Data records
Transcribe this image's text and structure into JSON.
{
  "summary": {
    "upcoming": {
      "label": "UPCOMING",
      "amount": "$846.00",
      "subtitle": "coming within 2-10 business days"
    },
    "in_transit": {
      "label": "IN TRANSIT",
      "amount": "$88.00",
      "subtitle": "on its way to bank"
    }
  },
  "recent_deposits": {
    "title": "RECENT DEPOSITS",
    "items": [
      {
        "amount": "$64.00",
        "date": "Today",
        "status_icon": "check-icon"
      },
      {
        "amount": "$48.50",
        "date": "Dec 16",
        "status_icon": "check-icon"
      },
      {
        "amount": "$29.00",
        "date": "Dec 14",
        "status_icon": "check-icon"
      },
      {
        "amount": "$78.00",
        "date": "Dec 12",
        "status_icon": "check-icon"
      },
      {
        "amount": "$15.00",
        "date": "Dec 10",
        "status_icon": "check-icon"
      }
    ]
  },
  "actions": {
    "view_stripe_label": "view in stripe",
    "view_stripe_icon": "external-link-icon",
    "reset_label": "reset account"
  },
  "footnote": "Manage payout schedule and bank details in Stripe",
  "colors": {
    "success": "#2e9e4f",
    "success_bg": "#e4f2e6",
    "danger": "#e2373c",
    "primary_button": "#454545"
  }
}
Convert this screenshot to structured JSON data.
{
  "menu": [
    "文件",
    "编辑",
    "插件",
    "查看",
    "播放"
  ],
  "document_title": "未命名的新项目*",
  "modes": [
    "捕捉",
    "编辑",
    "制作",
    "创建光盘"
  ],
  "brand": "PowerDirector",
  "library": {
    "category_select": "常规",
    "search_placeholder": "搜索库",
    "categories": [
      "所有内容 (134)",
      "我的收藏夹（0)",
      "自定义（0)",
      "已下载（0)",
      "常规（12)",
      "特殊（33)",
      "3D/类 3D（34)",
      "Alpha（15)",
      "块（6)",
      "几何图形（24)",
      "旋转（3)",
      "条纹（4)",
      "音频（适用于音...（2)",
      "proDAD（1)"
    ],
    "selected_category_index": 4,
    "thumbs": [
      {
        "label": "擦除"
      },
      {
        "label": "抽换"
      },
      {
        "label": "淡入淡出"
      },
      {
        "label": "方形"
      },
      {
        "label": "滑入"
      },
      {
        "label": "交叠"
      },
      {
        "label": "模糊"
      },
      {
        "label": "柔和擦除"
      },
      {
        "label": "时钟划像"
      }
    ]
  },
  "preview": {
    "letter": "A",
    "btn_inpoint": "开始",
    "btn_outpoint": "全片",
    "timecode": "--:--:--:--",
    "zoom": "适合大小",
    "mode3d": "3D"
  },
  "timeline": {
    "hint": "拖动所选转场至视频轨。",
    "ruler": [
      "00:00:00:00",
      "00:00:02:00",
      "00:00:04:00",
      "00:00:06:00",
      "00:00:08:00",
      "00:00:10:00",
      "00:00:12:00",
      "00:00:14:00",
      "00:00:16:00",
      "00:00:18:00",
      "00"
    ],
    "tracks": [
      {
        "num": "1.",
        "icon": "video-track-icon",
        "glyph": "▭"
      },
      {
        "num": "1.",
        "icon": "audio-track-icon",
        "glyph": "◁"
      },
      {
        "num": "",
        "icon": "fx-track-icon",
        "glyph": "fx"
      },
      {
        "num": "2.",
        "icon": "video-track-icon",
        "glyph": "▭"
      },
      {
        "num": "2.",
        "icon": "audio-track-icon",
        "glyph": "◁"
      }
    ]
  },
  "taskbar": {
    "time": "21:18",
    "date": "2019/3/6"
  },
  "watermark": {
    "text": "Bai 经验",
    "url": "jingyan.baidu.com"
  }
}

◆ **Short task**
Repeat, without changes, every line from the one that contains "Convert this screenshot" through the final line of the data.

◆ **The answer**
Convert this screenshot to structured JSON data.
{
  "menu": [
    "文件",
    "编辑",
    "插件",
    "查看",
    "播放"
  ],
  "document_title": "未命名的新项目*",
  "modes": [
    "捕捉",
    "编辑",
    "制作",
    "创建光盘"
  ],
  "brand": "PowerDirector",
  "library": {
    "category_select": "常规",
    "search_placeholder": "搜索库",
    "categories": [
      "所有内容 (134)",
      "我的收藏夹（0)",
      "自定义（0)",
      "已下载（0)",
      "常规（12)",
      "特殊（33)",
      "3D/类 3D（34)",
      "Alpha（15)",
      "块（6)",
      "几何图形（24)",
      "旋转（3)",
      "条纹（4)",
      "音频（适用于音...（2)",
      "proDAD（1)"
    ],
    "selected_category_index": 4,
    "thumbs": [
      {
        "label": "擦除"
      },
      {
        "label": "抽换"
      },
      {
        "label": "淡入淡出"
      },
      {
        "label": "方形"
      },
      {
        "label": "滑入"
      },
      {
        "label": "交叠"
      },
      {
        "label": "模糊"
      },
      {
        "label": "柔和擦除"
      },
      {
        "label": "时钟划像"
      }
    ]
  },
  "preview": {
    "letter": "A",
    "btn_inpoint": "开始",
    "btn_outpoint": "全片",
    "timecode": "--:--:--:--",
    "zoom": "适合大小",
    "mode3d": "3D"
  },
  "timeline": {
    "hint": "拖动所选转场至视频轨。",
    "ruler": [
      "00:00:00:00",
      "00:00:02:00",
      "00:00:04:00",
      "00:00:06:00",
      "00:00:08:00",
      "00:00:10:00",
      "00:00:12:00",
      "00:00:14:00",
      "00:00:16:00",
      "00:00:18:00",
      "00"
    ],
    "tracks": [
      {
        "num": "1.",
        "icon": "video-track-icon",
        "glyph": "▭"
      },
      {
        "num": "1.",
        "icon": "audio-track-icon",
        "glyph": "◁"
      },
      {
        "num": "",
        "icon": "fx-track-icon",
        "glyph": "fx"
      },
      {
        "num": "2.",
        "icon": "video-track-icon",
        "glyph": "▭"
      },
      {
        "num": "2.",
        "icon": "audio-track-icon",
        "glyph": "◁"
      }
    ]
  },
  "taskbar": {
    "time": "21:18",
    "date": "2019/3/6"
  },
  "watermark": {
    "text": "Bai 经验",
    "url": "jingyan.baidu.com"
  }
}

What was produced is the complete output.